• **Requirement**: Tally each line where the word "água" occurs, then give only the total.

Saved data entries:
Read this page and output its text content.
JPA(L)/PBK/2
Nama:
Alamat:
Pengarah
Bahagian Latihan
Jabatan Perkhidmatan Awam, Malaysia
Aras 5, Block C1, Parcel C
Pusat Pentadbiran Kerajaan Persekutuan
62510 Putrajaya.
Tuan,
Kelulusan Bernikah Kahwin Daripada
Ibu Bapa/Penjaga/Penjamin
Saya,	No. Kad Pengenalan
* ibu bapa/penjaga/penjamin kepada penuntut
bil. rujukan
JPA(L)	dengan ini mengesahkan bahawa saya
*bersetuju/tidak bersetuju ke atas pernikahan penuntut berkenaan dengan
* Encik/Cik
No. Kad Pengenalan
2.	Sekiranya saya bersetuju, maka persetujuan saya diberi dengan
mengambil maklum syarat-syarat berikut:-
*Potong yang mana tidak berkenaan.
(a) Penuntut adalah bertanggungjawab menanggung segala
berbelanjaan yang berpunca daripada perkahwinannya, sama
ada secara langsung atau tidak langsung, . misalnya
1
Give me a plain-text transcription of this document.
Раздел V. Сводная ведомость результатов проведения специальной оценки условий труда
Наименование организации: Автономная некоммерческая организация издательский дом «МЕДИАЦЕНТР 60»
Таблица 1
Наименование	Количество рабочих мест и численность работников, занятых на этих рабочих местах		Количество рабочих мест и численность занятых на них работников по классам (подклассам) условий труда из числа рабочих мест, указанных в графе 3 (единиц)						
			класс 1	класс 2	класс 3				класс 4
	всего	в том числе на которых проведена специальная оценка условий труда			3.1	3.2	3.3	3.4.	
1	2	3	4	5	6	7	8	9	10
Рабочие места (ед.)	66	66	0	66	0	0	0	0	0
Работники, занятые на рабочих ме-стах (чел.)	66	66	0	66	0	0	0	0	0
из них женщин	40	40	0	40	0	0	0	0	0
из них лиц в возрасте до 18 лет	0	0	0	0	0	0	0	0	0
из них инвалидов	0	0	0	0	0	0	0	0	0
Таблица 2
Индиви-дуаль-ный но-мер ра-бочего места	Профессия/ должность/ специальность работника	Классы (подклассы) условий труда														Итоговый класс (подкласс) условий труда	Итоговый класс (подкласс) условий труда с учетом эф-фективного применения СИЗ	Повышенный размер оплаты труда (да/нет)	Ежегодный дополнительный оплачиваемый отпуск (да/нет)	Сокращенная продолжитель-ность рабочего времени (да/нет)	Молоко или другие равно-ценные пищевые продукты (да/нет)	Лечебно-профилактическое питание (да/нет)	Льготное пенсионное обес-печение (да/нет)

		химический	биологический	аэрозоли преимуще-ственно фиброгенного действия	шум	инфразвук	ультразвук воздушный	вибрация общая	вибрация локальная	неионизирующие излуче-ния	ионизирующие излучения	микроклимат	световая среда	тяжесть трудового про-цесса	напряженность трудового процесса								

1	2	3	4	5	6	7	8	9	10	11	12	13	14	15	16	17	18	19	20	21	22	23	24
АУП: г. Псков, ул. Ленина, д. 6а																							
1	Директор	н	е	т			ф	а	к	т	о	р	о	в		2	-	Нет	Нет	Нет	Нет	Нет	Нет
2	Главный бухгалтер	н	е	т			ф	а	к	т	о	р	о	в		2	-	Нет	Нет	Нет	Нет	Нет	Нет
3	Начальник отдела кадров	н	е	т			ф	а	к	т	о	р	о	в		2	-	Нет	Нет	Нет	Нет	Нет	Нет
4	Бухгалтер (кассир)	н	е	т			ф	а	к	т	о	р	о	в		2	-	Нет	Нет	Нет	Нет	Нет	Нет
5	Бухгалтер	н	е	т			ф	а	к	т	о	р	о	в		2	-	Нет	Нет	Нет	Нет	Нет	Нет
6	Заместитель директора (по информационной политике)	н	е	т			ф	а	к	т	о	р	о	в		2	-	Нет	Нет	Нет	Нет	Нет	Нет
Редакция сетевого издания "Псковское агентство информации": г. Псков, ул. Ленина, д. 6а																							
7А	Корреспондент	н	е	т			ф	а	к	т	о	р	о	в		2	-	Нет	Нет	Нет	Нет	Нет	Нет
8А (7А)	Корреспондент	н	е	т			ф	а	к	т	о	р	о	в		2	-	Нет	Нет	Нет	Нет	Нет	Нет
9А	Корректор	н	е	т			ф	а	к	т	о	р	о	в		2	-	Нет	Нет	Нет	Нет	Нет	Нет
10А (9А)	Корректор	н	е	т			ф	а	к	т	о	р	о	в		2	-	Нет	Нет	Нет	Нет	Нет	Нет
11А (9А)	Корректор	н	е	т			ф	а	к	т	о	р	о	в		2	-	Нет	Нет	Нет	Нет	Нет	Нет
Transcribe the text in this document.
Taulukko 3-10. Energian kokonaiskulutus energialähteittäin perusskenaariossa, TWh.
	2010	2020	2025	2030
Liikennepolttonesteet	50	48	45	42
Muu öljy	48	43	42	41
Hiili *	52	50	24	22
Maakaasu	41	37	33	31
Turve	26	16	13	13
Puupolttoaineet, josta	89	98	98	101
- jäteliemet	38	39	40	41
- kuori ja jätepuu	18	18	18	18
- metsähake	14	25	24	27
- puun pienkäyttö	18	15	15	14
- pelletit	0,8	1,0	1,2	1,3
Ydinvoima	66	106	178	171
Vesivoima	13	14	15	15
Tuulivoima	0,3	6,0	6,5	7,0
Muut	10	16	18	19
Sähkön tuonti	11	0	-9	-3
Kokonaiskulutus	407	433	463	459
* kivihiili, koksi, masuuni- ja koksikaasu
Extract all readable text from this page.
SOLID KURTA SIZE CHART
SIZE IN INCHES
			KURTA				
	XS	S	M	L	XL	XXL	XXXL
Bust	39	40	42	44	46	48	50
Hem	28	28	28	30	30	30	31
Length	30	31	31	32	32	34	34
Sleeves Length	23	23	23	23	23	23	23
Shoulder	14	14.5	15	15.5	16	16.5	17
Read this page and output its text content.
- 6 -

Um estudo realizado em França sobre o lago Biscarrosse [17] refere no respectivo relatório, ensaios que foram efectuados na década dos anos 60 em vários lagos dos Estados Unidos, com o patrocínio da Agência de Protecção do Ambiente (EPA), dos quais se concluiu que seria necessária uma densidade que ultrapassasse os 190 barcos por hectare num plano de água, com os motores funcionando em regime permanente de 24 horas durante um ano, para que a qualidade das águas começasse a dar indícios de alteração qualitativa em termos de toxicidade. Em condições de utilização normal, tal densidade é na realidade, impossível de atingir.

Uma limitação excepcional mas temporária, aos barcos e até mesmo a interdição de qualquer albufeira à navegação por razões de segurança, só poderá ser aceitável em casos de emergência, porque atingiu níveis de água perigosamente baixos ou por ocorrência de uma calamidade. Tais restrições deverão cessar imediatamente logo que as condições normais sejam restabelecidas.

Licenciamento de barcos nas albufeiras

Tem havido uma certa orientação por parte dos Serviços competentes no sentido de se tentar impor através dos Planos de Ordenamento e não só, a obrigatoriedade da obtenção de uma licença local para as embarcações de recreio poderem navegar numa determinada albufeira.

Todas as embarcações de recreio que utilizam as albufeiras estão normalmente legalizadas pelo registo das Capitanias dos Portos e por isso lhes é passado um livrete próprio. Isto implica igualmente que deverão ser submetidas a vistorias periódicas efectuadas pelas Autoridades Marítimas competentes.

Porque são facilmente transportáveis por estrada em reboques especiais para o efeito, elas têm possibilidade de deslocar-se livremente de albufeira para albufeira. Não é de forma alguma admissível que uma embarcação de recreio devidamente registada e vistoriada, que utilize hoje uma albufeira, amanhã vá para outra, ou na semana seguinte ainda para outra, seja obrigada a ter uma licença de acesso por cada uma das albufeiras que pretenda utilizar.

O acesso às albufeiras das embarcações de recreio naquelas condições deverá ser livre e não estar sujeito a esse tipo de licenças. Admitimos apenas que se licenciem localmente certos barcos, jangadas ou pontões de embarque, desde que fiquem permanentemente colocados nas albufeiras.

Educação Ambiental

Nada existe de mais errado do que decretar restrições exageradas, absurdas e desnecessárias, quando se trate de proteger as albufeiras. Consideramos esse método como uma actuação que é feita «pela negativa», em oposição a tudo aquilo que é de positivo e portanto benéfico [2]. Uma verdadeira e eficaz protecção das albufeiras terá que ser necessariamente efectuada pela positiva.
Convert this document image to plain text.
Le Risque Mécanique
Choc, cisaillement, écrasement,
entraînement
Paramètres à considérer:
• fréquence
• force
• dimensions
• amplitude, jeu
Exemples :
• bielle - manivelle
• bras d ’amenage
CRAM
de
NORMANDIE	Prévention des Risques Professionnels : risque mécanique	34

• **Result below**: 2